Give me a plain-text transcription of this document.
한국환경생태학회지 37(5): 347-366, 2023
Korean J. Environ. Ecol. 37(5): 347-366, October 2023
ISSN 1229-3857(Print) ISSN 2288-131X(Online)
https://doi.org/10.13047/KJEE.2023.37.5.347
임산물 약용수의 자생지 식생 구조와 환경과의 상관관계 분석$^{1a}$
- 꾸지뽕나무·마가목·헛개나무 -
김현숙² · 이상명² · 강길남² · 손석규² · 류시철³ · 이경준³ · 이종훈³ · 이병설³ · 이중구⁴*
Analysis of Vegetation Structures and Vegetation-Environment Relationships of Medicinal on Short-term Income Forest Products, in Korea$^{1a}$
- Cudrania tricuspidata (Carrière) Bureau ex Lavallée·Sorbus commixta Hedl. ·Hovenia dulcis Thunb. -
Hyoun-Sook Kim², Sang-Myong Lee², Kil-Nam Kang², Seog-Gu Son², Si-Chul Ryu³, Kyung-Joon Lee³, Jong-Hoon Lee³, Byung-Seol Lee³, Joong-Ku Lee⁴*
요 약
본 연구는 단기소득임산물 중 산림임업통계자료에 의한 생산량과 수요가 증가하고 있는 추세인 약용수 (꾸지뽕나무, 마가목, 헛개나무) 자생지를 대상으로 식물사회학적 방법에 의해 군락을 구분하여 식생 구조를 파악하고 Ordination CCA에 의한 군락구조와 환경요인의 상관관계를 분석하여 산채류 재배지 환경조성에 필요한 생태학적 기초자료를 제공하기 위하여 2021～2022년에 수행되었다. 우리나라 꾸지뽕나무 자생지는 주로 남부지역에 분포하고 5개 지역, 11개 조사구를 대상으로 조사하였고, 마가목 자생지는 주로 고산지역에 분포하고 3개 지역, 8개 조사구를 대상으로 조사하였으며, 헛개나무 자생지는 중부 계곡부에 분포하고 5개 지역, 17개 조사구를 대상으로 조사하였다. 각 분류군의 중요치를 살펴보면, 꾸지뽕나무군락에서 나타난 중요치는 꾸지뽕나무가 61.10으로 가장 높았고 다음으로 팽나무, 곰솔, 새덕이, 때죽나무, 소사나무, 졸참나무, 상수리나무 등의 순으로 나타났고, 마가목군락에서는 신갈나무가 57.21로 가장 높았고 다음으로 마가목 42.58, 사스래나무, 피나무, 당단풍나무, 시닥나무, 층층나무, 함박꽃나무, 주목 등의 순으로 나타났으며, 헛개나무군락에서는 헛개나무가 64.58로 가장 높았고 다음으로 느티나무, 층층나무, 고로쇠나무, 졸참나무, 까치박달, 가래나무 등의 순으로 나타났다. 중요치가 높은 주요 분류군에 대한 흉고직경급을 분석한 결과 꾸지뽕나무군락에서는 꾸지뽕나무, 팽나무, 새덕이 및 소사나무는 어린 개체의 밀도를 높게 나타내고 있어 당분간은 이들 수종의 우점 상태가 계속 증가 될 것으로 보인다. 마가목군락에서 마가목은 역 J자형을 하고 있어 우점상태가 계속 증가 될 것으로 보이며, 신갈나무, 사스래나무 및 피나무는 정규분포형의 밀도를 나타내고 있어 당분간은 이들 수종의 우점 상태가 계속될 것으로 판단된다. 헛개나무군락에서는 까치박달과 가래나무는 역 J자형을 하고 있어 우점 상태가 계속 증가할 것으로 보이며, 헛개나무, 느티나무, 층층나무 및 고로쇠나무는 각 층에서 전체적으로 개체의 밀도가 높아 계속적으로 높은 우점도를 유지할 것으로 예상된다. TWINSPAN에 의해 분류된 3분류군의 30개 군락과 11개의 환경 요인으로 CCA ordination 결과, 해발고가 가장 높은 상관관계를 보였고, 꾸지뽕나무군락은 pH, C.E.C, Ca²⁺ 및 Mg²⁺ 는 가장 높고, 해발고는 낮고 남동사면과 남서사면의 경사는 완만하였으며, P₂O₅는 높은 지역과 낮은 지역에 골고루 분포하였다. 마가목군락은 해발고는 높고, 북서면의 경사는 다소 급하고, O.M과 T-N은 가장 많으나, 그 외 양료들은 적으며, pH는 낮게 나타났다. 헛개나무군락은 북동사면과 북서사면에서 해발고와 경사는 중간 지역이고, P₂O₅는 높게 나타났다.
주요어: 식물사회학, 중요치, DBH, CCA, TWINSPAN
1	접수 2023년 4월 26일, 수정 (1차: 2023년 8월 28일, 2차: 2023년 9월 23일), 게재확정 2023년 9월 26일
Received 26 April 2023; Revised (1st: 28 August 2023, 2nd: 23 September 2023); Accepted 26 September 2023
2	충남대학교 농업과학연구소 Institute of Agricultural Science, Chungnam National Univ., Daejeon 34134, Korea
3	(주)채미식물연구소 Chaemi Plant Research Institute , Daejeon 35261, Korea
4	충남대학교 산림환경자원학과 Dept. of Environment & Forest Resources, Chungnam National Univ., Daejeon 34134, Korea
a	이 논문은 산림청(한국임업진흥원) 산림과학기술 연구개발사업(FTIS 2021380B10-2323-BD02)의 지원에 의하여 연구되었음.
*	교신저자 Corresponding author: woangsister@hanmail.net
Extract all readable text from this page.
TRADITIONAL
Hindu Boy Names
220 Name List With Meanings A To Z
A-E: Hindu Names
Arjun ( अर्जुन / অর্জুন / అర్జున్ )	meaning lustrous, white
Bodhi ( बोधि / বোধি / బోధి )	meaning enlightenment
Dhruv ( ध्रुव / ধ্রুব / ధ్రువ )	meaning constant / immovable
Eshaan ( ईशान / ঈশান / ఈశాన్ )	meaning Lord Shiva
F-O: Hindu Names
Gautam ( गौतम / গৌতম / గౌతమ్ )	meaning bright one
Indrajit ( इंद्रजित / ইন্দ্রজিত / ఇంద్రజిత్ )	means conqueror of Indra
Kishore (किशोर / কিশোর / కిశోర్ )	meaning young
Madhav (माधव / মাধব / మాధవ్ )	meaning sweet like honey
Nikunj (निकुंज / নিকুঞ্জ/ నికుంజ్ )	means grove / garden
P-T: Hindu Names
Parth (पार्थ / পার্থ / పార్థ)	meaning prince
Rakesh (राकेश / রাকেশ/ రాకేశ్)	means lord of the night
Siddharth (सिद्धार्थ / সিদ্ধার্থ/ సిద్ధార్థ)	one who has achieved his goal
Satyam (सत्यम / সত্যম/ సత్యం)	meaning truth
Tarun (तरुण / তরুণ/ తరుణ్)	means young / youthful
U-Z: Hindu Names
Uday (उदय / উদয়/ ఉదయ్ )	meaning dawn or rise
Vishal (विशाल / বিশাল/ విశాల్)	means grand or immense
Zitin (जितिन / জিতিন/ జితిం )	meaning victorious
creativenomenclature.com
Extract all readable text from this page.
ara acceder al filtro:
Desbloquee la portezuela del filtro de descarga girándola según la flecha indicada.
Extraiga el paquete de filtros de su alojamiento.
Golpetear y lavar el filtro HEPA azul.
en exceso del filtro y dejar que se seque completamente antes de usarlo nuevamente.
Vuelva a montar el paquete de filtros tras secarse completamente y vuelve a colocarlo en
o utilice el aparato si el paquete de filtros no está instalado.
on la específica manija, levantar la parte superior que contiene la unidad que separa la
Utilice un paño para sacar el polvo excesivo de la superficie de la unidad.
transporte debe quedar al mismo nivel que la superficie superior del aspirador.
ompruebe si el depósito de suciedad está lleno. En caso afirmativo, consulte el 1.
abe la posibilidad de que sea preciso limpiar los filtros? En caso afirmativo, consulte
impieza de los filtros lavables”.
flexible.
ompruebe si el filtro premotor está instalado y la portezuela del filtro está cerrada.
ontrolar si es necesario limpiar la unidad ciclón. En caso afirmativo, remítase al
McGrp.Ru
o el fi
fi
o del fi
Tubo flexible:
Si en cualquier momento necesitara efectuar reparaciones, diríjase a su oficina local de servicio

==============================

» **WORK TO COMPLETE**: Identify the lines of the data that contain the word "superior". Copy each of them.

» **FINAL RESULT**:
on la específica manija, levantar la parte superior que contiene la unidad que separa la
transporte debe quedar al mismo nivel que la superficie superior del aspirador.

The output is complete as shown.